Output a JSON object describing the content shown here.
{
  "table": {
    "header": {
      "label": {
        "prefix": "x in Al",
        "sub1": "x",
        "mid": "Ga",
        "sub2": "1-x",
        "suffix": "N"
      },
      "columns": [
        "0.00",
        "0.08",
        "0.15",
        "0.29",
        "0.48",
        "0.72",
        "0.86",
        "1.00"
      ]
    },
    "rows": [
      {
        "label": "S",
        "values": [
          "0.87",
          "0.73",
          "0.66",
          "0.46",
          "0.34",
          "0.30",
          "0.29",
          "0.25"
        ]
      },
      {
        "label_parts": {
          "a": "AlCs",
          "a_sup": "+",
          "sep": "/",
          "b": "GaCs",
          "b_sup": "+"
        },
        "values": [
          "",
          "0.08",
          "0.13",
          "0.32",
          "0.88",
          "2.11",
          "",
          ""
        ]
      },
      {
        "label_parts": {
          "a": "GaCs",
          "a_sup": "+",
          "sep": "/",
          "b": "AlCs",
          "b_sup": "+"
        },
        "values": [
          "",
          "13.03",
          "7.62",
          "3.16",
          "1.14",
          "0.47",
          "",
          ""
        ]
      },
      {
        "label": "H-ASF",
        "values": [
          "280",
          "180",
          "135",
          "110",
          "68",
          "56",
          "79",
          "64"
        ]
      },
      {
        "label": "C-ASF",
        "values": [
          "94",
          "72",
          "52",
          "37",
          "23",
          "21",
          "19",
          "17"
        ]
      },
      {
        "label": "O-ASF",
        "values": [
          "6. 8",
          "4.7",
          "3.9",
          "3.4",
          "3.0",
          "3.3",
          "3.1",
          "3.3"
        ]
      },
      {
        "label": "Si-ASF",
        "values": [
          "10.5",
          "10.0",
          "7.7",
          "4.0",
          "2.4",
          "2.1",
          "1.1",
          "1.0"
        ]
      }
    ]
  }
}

### Aim:
Every line above needs to be retyped exactly.

### Written solution:
Output a JSON object describing the content shown here.
{
  "table": {
    "header": {
      "label": {
        "prefix": "x in Al",
        "sub1": "x",
        "mid": "Ga",
        "sub2": "1-x",
        "suffix": "N"
      },
      "columns": [
        "0.00",
        "0.08",
        "0.15",
        "0.29",
        "0.48",
        "0.72",
        "0.86",
        "1.00"
      ]
    },
    "rows": [
      {
        "label": "S",
        "values": [
          "0.87",
          "0.73",
          "0.66",
          "0.46",
          "0.34",
          "0.30",
          "0.29",
          "0.25"
        ]
      },
      {
        "label_parts": {
          "a": "AlCs",
          "a_sup": "+",
          "sep": "/",
          "b": "GaCs",
          "b_sup": "+"
        },
        "values": [
          "",
          "0.08",
          "0.13",
          "0.32",
          "0.88",
          "2.11",
          "",
          ""
        ]
      },
      {
        "label_parts": {
          "a": "GaCs",
          "a_sup": "+",
          "sep": "/",
          "b": "AlCs",
          "b_sup": "+"
        },
        "values": [
          "",
          "13.03",
          "7.62",
          "3.16",
          "1.14",
          "0.47",
          "",
          ""
        ]
      },
      {
        "label": "H-ASF",
        "values": [
          "280",
          "180",
          "135",
          "110",
          "68",
          "56",
          "79",
          "64"
        ]
      },
      {
        "label": "C-ASF",
        "values": [
          "94",
          "72",
          "52",
          "37",
          "23",
          "21",
          "19",
          "17"
        ]
      },
      {
        "label": "O-ASF",
        "values": [
          "6. 8",
          "4.7",
          "3.9",
          "3.4",
          "3.0",
          "3.3",
          "3.1",
          "3.3"
        ]
      },
      {
        "label": "Si-ASF",
        "values": [
          "10.5",
          "10.0",
          "7.7",
          "4.0",
          "2.4",
          "2.1",
          "1.1",
          "1.0"
        ]
      }
    ]
  }
}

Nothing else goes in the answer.